__CONSIGNE 1__
Répondez aux questions suivantes à partir du texte sur la Commission de Venise, en reprenant les lettres dans votre réponse :
(a) À quelle date la création de la Commission a-t-elle été décidée ?
(b) Combien d'ambassadeurs ont pris cette décision ?
(c) Combien de cours membres compte le réseau mondial de cours constitutionnelles établi par la Commission ?
__CONSIGNE 2__
Dans le texte sur la Commission de Venise, relevez toutes les régions du monde dont les pays ont fait de la Commission un partenaire pour leurs réformes constitutionnelles et juridiques.
__CONSIGNE 3__
Reprenez le texte sur la Commission de Venise et poursuivez-le à partir de sa dernière phrase.

__TEXTE D'ÉTUDE__
····················

– Commission de Venise –

Le 10 mai 1990, dix-huit ambassadeurs des États membres du Conseil de l’Europe ont pris la décision de créer la Commission européenne pour la démocratie par le droit, mieux connue sous le nom de Commission de Venise. Ce qui ressemblait à l’époque à la création d’un simple organe consultatif technique de plus s’est avéré être un événement d’une importance majeure pour le développement de l’État de droit et de la démocratie en Europe et au-delà.

Au cours de ses 30 années d’existence, la Commission de Venise :

– a joué un rôle majeur dans la préparation des constitutions des nouvelles démocraties d’Europe centrale et orientale, en veillant à leur conformité avec les normes internationales ;

– Accompagné ces pays et de nombreux autres dans leurs réformes constitutionnelles et législatives ;

– est devenue une référence principale en ce qui concerne l’élaboration de normes internationales sur l’État de droit, la démocratie et le respect des droits de l’Homme ;

– a acquis un capital de confiance dans de nombreuses sociétés, ce qui rend son soutien crucial pour la confiance du public dans les réformes ;

– a aidé un grand nombre de pays à remplir les conditions d’adhésion au Conseil de l’Europe et à l’Union européenne ;

– A contribué à la mise en place de cours constitutionnelles dans de nombreux pays et a établi un réseau mondial de cours constitutionnelles avec 117 cours membres ;

– a examiné un grand nombre de lois, en veillant à leur conformité avec les normes internationales et, en particulier, avec la Convention européenne des droits de l’Homme ;

– a élaboré des normes pour la tenue d’élections démocratiques et a contribué aux réformes électorales ;

– est devenu un partenaire des pays du sud de la Méditerranée, d’Amérique latine et d’Asie centrale dans leurs réformes constitutionnelles et juridiques ;

– a porté le nombre de ses membres à 62 pays, devenant ainsi un forum pour le dialogue constitutionnel mondial.

····················

__DONNÉES ENREGISTRÉES__

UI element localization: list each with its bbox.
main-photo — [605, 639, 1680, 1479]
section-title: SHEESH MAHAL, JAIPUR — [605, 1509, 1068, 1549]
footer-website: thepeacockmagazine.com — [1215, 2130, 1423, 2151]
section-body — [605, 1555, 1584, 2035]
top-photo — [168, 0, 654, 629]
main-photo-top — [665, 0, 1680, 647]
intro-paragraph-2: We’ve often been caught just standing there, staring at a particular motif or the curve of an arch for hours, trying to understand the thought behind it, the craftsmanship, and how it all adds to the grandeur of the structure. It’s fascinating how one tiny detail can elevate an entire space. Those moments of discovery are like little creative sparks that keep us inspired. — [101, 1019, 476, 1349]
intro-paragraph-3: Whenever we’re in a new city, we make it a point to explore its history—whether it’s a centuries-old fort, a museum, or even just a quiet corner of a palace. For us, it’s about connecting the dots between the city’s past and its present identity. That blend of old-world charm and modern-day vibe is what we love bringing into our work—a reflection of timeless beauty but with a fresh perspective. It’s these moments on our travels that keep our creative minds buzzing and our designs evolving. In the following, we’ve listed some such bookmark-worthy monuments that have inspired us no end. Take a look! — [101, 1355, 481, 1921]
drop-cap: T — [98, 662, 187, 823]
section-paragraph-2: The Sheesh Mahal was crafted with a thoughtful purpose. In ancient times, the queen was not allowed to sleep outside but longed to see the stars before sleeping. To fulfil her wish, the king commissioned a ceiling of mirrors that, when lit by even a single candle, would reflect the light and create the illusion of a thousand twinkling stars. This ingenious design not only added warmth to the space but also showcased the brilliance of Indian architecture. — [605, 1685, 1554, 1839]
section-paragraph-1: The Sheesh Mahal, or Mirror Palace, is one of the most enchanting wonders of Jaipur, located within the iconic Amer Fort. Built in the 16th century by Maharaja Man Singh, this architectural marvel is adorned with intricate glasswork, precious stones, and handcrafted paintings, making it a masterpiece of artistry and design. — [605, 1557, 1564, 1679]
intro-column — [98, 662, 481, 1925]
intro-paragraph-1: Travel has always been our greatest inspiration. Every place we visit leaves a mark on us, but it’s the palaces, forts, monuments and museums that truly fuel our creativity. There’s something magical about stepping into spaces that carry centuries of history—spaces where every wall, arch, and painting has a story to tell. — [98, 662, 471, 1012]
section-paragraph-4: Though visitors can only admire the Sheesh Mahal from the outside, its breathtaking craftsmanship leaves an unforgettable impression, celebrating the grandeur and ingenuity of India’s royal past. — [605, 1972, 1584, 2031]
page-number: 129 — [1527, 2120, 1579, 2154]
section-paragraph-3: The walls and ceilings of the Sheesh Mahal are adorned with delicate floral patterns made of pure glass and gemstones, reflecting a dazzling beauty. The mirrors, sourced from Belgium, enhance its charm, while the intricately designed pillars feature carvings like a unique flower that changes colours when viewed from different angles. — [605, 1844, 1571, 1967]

····················

__RÉPONSE FINALE 1__
(a) Le 10 mai 1990.
(b) Dix-huit ambassadeurs.
(c) 117 cours membres.

__RÉPONSE FINALE 2__
– le sud de la Méditerranée
– l'Amérique latine
– l'Asie centrale

__RÉPONSE FINALE 3__
Malgré ce succès, de nombreux défis restent à relever et la crise actuelle de Covid-19 nous rappelle que les progrès ne sont jamais irréversibles. Nous devons sauvegarder la démocratie pluraliste et empêcher sa dégénérescence en un régime autoritaire, où le vainqueur remporte tout.

À mon avis, la Commission est plus que jamais nécessaire pour défendre et promouvoir, en partenariat avec les organes du Conseil de l’Europe et de l’Union européenne, la démocratie pluraliste :

– Le respect de l’État de droit et, en particulier, de l’indépendance du pouvoir judiciaire ;

– les mécanismes de contrôle et d’équilibre au sein d’un système démocratique qui fonctionne ;

– Des élections libres et équitables ;

– Le respect des droits de l’Homme, y compris dans les situations d’urgence”.